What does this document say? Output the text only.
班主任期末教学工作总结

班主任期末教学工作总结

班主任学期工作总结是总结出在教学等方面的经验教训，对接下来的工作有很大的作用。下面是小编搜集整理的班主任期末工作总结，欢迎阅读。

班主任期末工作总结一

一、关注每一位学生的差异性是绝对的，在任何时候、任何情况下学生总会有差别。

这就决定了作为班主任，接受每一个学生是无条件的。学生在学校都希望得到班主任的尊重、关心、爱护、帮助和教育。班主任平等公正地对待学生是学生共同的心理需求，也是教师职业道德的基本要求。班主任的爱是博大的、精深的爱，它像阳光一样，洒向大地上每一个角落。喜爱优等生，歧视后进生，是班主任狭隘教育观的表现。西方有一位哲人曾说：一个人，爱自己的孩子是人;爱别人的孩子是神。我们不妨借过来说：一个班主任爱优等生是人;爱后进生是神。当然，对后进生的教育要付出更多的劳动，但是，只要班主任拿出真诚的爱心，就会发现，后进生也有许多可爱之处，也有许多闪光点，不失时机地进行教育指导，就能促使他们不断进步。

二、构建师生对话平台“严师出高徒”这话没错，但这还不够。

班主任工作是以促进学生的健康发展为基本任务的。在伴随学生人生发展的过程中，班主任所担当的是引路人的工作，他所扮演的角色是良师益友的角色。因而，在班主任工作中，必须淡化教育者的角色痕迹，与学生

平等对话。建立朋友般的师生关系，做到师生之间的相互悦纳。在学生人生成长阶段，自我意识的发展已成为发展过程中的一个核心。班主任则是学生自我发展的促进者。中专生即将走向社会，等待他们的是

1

==

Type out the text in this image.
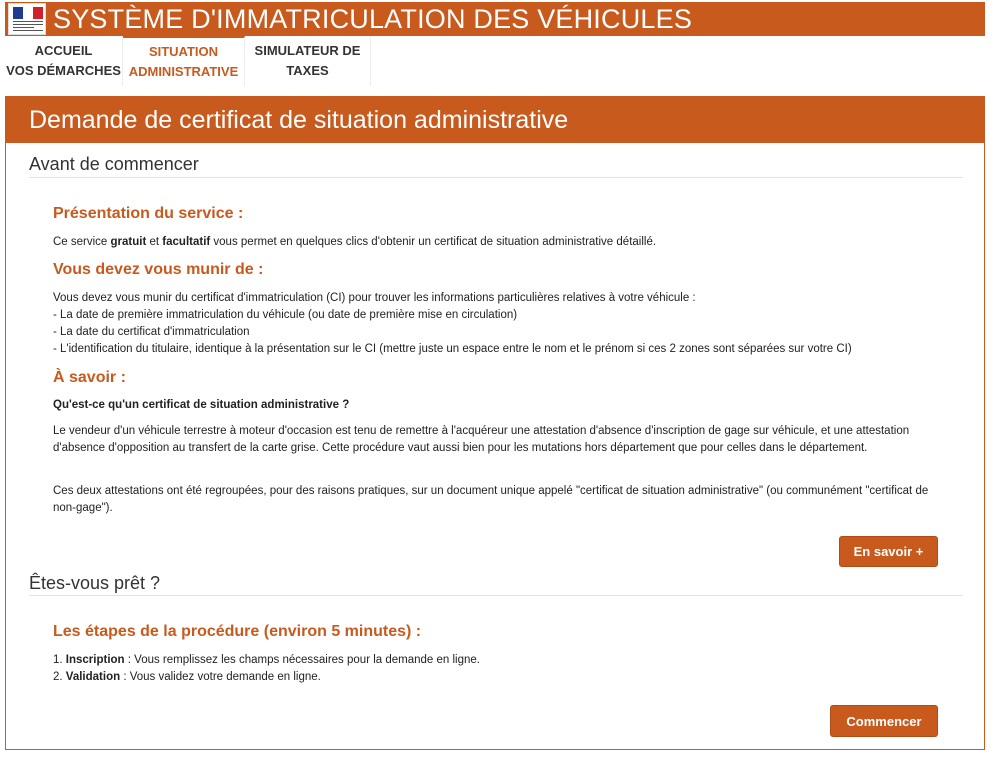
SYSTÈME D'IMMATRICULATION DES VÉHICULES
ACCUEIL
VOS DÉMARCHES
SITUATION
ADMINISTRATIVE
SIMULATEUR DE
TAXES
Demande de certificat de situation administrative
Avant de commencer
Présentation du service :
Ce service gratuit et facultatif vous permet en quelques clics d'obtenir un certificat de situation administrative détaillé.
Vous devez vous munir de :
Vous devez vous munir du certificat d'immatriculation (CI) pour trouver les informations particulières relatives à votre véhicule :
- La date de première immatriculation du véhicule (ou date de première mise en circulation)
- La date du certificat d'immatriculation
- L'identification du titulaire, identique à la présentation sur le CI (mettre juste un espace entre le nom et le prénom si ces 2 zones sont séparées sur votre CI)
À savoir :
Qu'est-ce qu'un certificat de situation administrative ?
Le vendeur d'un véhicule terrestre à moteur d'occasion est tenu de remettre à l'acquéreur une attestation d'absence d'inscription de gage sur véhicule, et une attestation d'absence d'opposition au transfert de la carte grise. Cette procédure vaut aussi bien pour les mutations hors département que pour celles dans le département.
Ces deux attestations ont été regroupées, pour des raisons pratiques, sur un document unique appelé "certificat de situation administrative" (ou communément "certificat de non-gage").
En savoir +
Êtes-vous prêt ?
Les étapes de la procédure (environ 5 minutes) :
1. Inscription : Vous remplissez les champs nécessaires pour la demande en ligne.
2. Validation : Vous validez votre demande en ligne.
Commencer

**REQUIREMENTS**
For each line above that contains the word "service", copy that line.

**ANSWER**
Présentation du service :
Ce service gratuit et facultatif vous permet en quelques clics d'obtenir un certificat de situation administrative détaillé.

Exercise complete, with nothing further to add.